• [Input records]
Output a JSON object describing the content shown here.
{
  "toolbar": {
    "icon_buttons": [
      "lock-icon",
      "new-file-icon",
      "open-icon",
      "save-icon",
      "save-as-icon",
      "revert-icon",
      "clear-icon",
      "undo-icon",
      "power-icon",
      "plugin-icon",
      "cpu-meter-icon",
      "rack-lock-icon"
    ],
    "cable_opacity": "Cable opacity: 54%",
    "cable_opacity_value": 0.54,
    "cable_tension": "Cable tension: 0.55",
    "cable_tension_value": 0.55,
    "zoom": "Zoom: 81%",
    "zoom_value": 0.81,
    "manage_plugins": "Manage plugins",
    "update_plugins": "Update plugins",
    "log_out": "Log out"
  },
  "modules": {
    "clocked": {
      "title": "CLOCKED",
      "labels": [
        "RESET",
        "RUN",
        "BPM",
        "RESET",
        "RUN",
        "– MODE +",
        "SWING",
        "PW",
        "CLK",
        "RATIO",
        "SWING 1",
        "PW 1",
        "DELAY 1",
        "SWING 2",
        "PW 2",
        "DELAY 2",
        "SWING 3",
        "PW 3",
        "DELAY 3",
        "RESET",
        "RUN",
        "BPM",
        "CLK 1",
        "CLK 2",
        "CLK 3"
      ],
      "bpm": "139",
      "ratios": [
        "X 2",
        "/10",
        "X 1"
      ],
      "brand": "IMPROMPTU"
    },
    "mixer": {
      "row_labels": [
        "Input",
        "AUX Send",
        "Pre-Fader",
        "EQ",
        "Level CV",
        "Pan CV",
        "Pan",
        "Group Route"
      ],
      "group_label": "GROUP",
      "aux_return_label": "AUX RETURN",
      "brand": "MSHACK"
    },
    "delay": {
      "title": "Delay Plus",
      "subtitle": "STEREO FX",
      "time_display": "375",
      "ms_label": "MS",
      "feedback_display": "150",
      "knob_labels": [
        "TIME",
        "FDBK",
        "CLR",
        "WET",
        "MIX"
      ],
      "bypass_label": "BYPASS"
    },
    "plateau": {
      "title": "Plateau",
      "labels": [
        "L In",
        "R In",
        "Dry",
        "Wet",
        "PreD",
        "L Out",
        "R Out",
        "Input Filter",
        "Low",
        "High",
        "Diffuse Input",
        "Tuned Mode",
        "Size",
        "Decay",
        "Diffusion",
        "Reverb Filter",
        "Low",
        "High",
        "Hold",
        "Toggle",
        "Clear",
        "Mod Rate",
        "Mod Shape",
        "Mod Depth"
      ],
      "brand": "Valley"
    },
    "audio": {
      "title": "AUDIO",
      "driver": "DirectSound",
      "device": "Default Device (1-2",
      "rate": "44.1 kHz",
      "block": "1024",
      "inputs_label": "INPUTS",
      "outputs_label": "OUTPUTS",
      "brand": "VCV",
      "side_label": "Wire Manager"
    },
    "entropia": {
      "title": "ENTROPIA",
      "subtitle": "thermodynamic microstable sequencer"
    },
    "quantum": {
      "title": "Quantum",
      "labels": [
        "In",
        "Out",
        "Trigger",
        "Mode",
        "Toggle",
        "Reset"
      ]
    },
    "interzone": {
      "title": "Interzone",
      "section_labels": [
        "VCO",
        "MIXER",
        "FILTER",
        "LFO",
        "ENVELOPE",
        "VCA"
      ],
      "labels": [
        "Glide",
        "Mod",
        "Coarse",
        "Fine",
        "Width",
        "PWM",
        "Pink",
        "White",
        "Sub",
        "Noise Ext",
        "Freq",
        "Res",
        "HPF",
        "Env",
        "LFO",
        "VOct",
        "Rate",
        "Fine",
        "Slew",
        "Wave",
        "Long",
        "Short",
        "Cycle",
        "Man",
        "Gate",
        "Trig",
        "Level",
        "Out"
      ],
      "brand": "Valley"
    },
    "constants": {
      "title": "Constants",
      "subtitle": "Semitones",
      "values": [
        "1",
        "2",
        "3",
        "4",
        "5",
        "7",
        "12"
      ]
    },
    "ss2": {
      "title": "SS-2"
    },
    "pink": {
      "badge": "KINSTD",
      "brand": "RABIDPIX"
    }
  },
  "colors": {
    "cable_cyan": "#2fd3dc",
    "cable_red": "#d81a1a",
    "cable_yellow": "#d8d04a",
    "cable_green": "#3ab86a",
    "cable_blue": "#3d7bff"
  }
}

• [Your goal]
For this exercise, gather every line of the data that contains the word "plugins".

• [Complete response]
    "manage_plugins": "Manage plugins",
    "update_plugins": "Update plugins",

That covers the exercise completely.